• GOAL: Repeat the records below exactly, leaving out any pictures.

• PROVIDED RECORDS:
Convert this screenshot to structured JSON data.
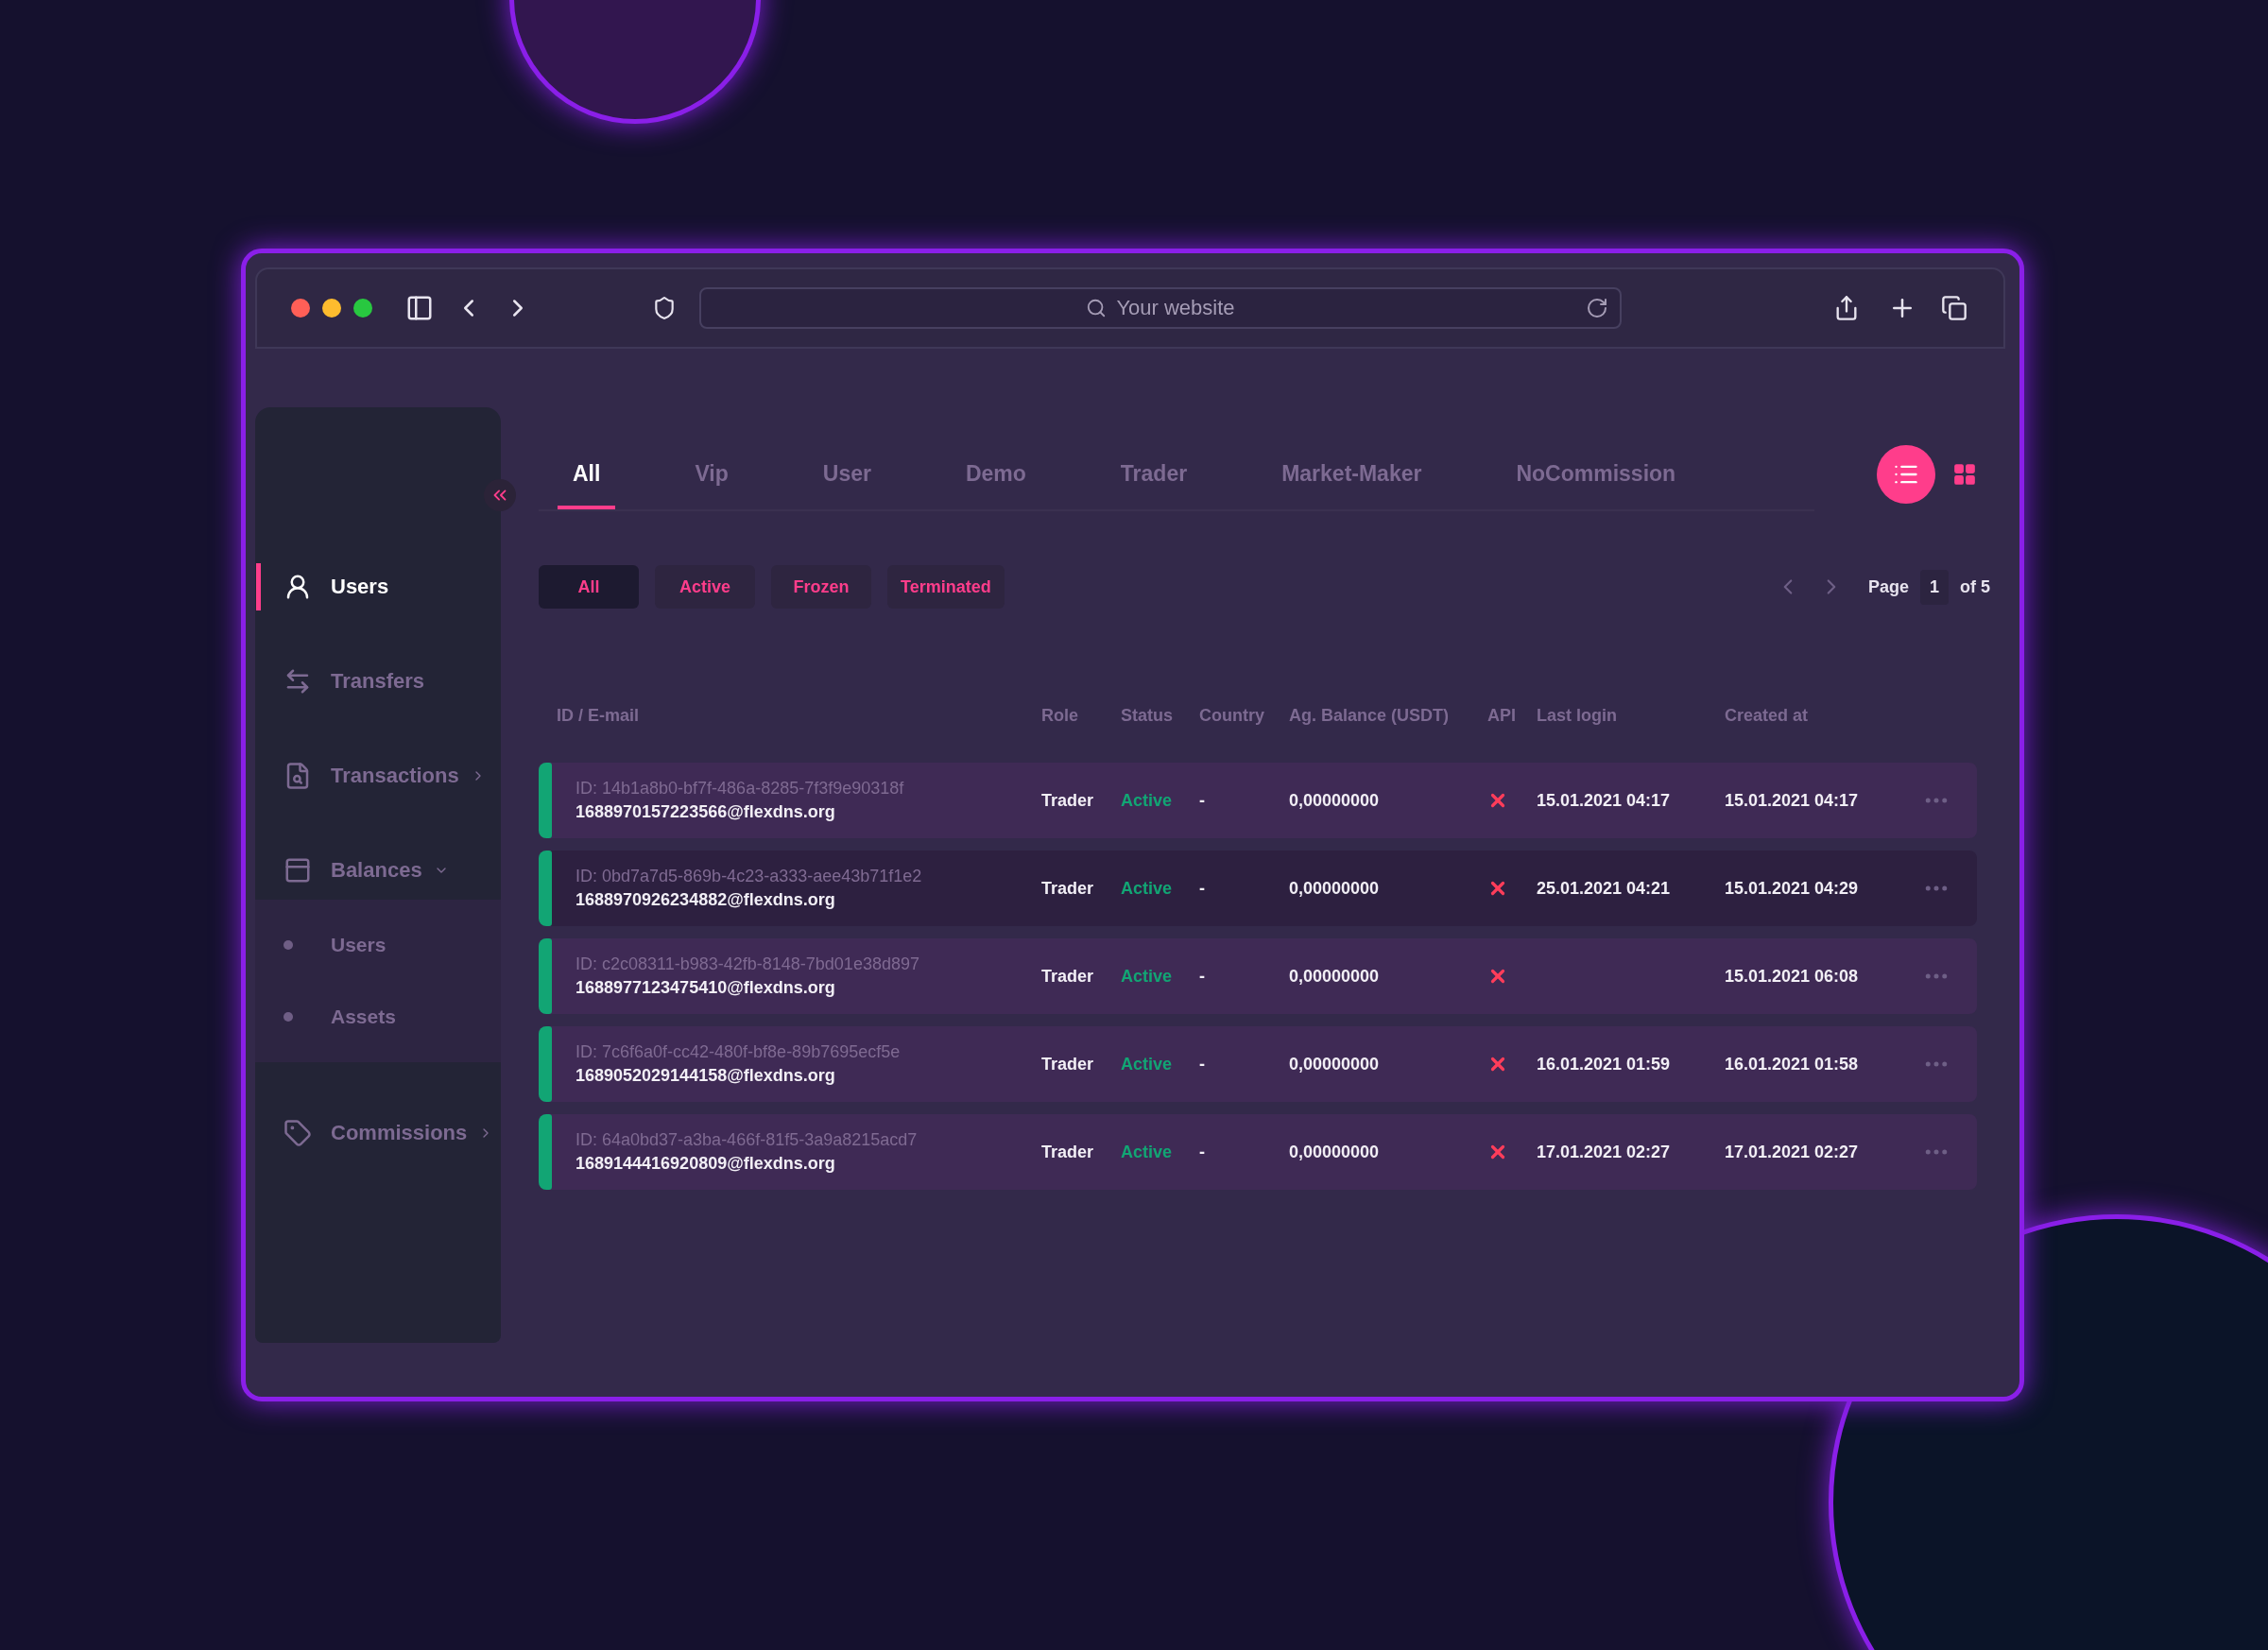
{
  "browser": {
    "address_placeholder": "Your website"
  },
  "sidebar": {
    "items": [
      {
        "label": "Users",
        "kind": "link",
        "selected": true
      },
      {
        "label": "Transfers",
        "kind": "link",
        "selected": false
      },
      {
        "label": "Transactions",
        "kind": "group",
        "selected": false,
        "expanded": false
      },
      {
        "label": "Balances",
        "kind": "group",
        "selected": false,
        "expanded": true,
        "children": [
          {
            "label": "Users"
          },
          {
            "label": "Assets"
          }
        ]
      },
      {
        "label": "Commissions",
        "kind": "group",
        "selected": false,
        "expanded": false
      }
    ]
  },
  "tabs": [
    {
      "label": "All",
      "selected": true
    },
    {
      "label": "Vip",
      "selected": false
    },
    {
      "label": "User",
      "selected": false
    },
    {
      "label": "Demo",
      "selected": false
    },
    {
      "label": "Trader",
      "selected": false
    },
    {
      "label": "Market-Maker",
      "selected": false
    },
    {
      "label": "NoCommission",
      "selected": false
    }
  ],
  "view_toggle": [
    {
      "kind": "list",
      "selected": true
    },
    {
      "kind": "grid",
      "selected": false
    }
  ],
  "filters": [
    {
      "label": "All",
      "selected": true
    },
    {
      "label": "Active",
      "selected": false
    },
    {
      "label": "Frozen",
      "selected": false
    },
    {
      "label": "Terminated",
      "selected": false
    }
  ],
  "pagination": {
    "label": "Page",
    "page": "1",
    "total": "of 5"
  },
  "table": {
    "columns": [
      "ID / E-mail",
      "Role",
      "Status",
      "Country",
      "Ag. Balance (USDT)",
      "API",
      "Last login",
      "Created at"
    ],
    "rows": [
      {
        "id": "ID: 14b1a8b0-bf7f-486a-8285-7f3f9e90318f",
        "email": "1688970157223566@flexdns.org",
        "role": "Trader",
        "status": "Active",
        "country": "-",
        "balance": "0,00000000",
        "api_enabled": false,
        "last_login": "15.01.2021 04:17",
        "created_at": "15.01.2021 04:17",
        "selected": false
      },
      {
        "id": "ID: 0bd7a7d5-869b-4c23-a333-aee43b71f1e2",
        "email": "1688970926234882@flexdns.org",
        "role": "Trader",
        "status": "Active",
        "country": "-",
        "balance": "0,00000000",
        "api_enabled": false,
        "last_login": "25.01.2021 04:21",
        "created_at": "15.01.2021 04:29",
        "selected": true
      },
      {
        "id": "ID: c2c08311-b983-42fb-8148-7bd01e38d897",
        "email": "1688977123475410@flexdns.org",
        "role": "Trader",
        "status": "Active",
        "country": "-",
        "balance": "0,00000000",
        "api_enabled": false,
        "created_at": "15.01.2021 06:08",
        "selected": false
      },
      {
        "id": "ID: 7c6f6a0f-cc42-480f-bf8e-89b7695ecf5e",
        "email": "1689052029144158@flexdns.org",
        "role": "Trader",
        "status": "Active",
        "country": "-",
        "balance": "0,00000000",
        "api_enabled": false,
        "last_login": "16.01.2021 01:59",
        "created_at": "16.01.2021 01:58",
        "selected": false
      },
      {
        "id": "ID: 64a0bd37-a3ba-466f-81f5-3a9a8215acd7",
        "email": "1689144416920809@flexdns.org",
        "role": "Trader",
        "status": "Active",
        "country": "-",
        "balance": "0,00000000",
        "api_enabled": false,
        "last_login": "17.01.2021 02:27",
        "created_at": "17.01.2021 02:27",
        "selected": false
      }
    ]
  }
}
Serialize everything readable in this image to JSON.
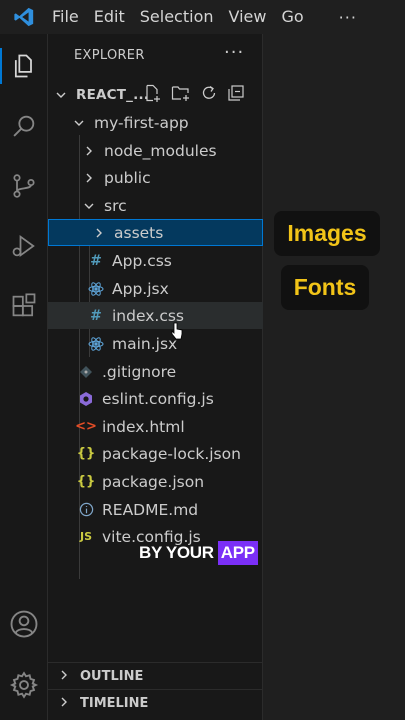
{
  "menu": {
    "items": [
      "File",
      "Edit",
      "Selection",
      "View",
      "Go"
    ],
    "more": "···"
  },
  "activity": [
    "explorer-icon",
    "search-icon",
    "source-control-icon",
    "run-debug-icon",
    "extensions-icon",
    "account-icon",
    "settings-gear-icon"
  ],
  "explorer": {
    "header": "EXPLORER",
    "more": "···",
    "project": "REACT_...",
    "tree": [
      {
        "label": "my-first-app",
        "type": "folder-open",
        "icon": "chevron-down-icon"
      },
      {
        "label": "node_modules",
        "type": "folder",
        "icon": "chevron-right-icon"
      },
      {
        "label": "public",
        "type": "folder",
        "icon": "chevron-right-icon"
      },
      {
        "label": "src",
        "type": "folder-open",
        "icon": "chevron-down-icon"
      },
      {
        "label": "assets",
        "type": "folder",
        "icon": "chevron-right-icon"
      },
      {
        "label": "App.css",
        "type": "css",
        "icon": "hash-icon"
      },
      {
        "label": "App.jsx",
        "type": "react",
        "icon": "react-icon"
      },
      {
        "label": "index.css",
        "type": "css",
        "icon": "hash-icon"
      },
      {
        "label": "main.jsx",
        "type": "react",
        "icon": "react-icon"
      },
      {
        "label": ".gitignore",
        "type": "git",
        "icon": "git-diamond-icon"
      },
      {
        "label": "eslint.config.js",
        "type": "eslint",
        "icon": "eslint-icon"
      },
      {
        "label": "index.html",
        "type": "html",
        "icon": "html-brackets-icon"
      },
      {
        "label": "package-lock.json",
        "type": "json",
        "icon": "json-braces-icon"
      },
      {
        "label": "package.json",
        "type": "json",
        "icon": "json-braces-icon"
      },
      {
        "label": "README.md",
        "type": "info",
        "icon": "info-icon"
      },
      {
        "label": "vite.config.js",
        "type": "js",
        "icon": "js-icon"
      }
    ],
    "sections": [
      "OUTLINE",
      "TIMELINE"
    ]
  },
  "overlay": {
    "images": "Images",
    "fonts": "Fonts",
    "caption_pre": "BY YOUR",
    "caption_hl": "APP"
  },
  "colors": {
    "accent": "#0078d4",
    "selected_bg": "#04395e",
    "css_blue": "#519aba",
    "react_blue": "#5ea4d8",
    "json_yellow": "#cbcb41",
    "html_orange": "#e44d26",
    "eslint_purple": "#8a6ad8",
    "highlight_yellow": "#f2c418",
    "caption_purple": "#7b2ff7"
  }
}
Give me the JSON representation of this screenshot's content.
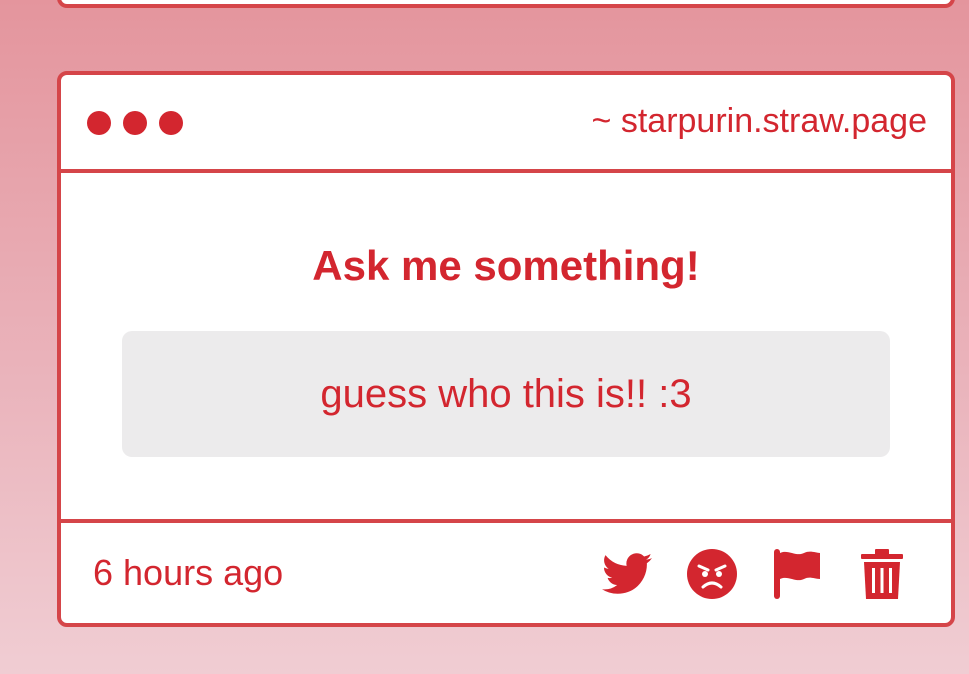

• THE ANSWER:
Convert this screenshot to structured JSON data.
{
  "browser": {
    "address_placeholder": "Your website"
  },
  "sidebar": {
    "items": [
      {
        "label": "Users",
        "kind": "link",
        "selected": true
      },
      {
        "label": "Transfers",
        "kind": "link",
        "selected": false
      },
      {
        "label": "Transactions",
        "kind": "group",
        "selected": false,
        "expanded": false
      },
      {
        "label": "Balances",
        "kind": "group",
        "selected": false,
        "expanded": true,
        "children": [
          {
            "label": "Users"
          },
          {
            "label": "Assets"
          }
        ]
      },
      {
        "label": "Commissions",
        "kind": "group",
        "selected": false,
        "expanded": false
      }
    ]
  },
  "tabs": [
    {
      "label": "All",
      "selected": true
    },
    {
      "label": "Vip",
      "selected": false
    },
    {
      "label": "User",
      "selected": false
    },
    {
      "label": "Demo",
      "selected": false
    },
    {
      "label": "Trader",
      "selected": false
    },
    {
      "label": "Market-Maker",
      "selected": false
    },
    {
      "label": "NoCommission",
      "selected": false
    }
  ],
  "view_toggle": [
    {
      "kind": "list",
      "selected": true
    },
    {
      "kind": "grid",
      "selected": false
    }
  ],
  "filters": [
    {
      "label": "All",
      "selected": true
    },
    {
      "label": "Active",
      "selected": false
    },
    {
      "label": "Frozen",
      "selected": false
    },
    {
      "label": "Terminated",
      "selected": false
    }
  ],
  "pagination": {
    "label": "Page",
    "page": "1",
    "total": "of 5"
  },
  "table": {
    "columns": [
      "ID / E-mail",
      "Role",
      "Status",
      "Country",
      "Ag. Balance (USDT)",
      "API",
      "Last login",
      "Created at"
    ],
    "rows": [
      {
        "id": "ID: 14b1a8b0-bf7f-486a-8285-7f3f9e90318f",
        "email": "1688970157223566@flexdns.org",
        "role": "Trader",
        "status": "Active",
        "country": "-",
        "balance": "0,00000000",
        "api_enabled": false,
        "last_login": "15.01.2021 04:17",
        "created_at": "15.01.2021 04:17",
        "selected": false
      },
      {
        "id": "ID: 0bd7a7d5-869b-4c23-a333-aee43b71f1e2",
        "email": "1688970926234882@flexdns.org",
        "role": "Trader",
        "status": "Active",
        "country": "-",
        "balance": "0,00000000",
        "api_enabled": false,
        "last_login": "25.01.2021 04:21",
        "created_at": "15.01.2021 04:29",
        "selected": true
      },
      {
        "id": "ID: c2c08311-b983-42fb-8148-7bd01e38d897",
        "email": "1688977123475410@flexdns.org",
        "role": "Trader",
        "status": "Active",
        "country": "-",
        "balance": "0,00000000",
        "api_enabled": false,
        "created_at": "15.01.2021 06:08",
        "selected": false
      },
      {
        "id": "ID: 7c6f6a0f-cc42-480f-bf8e-89b7695ecf5e",
        "email": "1689052029144158@flexdns.org",
        "role": "Trader",
        "status": "Active",
        "country": "-",
        "balance": "0,00000000",
        "api_enabled": false,
        "last_login": "16.01.2021 01:59",
        "created_at": "16.01.2021 01:58",
        "selected": false
      },
      {
        "id": "ID: 64a0bd37-a3ba-466f-81f5-3a9a8215acd7",
        "email": "1689144416920809@flexdns.org",
        "role": "Trader",
        "status": "Active",
        "country": "-",
        "balance": "0,00000000",
        "api_enabled": false,
        "last_login": "17.01.2021 02:27",
        "created_at": "17.01.2021 02:27",
        "selected": false
      }
    ]
  }
}
Serialize everything readable in this image to JSON.
{
  "menu": {
    "items": [
      "File",
      "Edit",
      "Selection",
      "View",
      "Go"
    ],
    "more": "···"
  },
  "activity": [
    "explorer-icon",
    "search-icon",
    "source-control-icon",
    "run-debug-icon",
    "extensions-icon",
    "account-icon",
    "settings-gear-icon"
  ],
  "explorer": {
    "header": "EXPLORER",
    "more": "···",
    "project": "REACT_...",
    "tree": [
      {
        "label": "my-first-app",
        "type": "folder-open",
        "icon": "chevron-down-icon"
      },
      {
        "label": "node_modules",
        "type": "folder",
        "icon": "chevron-right-icon"
      },
      {
        "label": "public",
        "type": "folder",
        "icon": "chevron-right-icon"
      },
      {
        "label": "src",
        "type": "folder-open",
        "icon": "chevron-down-icon"
      },
      {
        "label": "assets",
        "type": "folder",
        "icon": "chevron-right-icon"
      },
      {
        "label": "App.css",
        "type": "css",
        "icon": "hash-icon"
      },
      {
        "label": "App.jsx",
        "type": "react",
        "icon": "react-icon"
      },
      {
        "label": "index.css",
        "type": "css",
        "icon": "hash-icon"
      },
      {
        "label": "main.jsx",
        "type": "react",
        "icon": "react-icon"
      },
      {
        "label": ".gitignore",
        "type": "git",
        "icon": "git-diamond-icon"
      },
      {
        "label": "eslint.config.js",
        "type": "eslint",
        "icon": "eslint-icon"
      },
      {
        "label": "index.html",
        "type": "html",
        "icon": "html-brackets-icon"
      },
      {
        "label": "package-lock.json",
        "type": "json",
        "icon": "json-braces-icon"
      },
      {
        "label": "package.json",
        "type": "json",
        "icon": "json-braces-icon"
      },
      {
        "label": "README.md",
        "type": "info",
        "icon": "info-icon"
      },
      {
        "label": "vite.config.js",
        "type": "js",
        "icon": "js-icon"
      }
    ],
    "sections": [
      "OUTLINE",
      "TIMELINE"
    ]
  },
  "overlay": {
    "images": "Images",
    "fonts": "Fonts",
    "caption_pre": "BY YOUR",
    "caption_hl": "APP"
  },
  "colors": {
    "accent": "#0078d4",
    "selected_bg": "#04395e",
    "css_blue": "#519aba",
    "react_blue": "#5ea4d8",
    "json_yellow": "#cbcb41",
    "html_orange": "#e44d26",
    "eslint_purple": "#8a6ad8",
    "highlight_yellow": "#f2c418",
    "caption_purple": "#7b2ff7"
  }
}
Give me the JSON representation of this screenshot's content.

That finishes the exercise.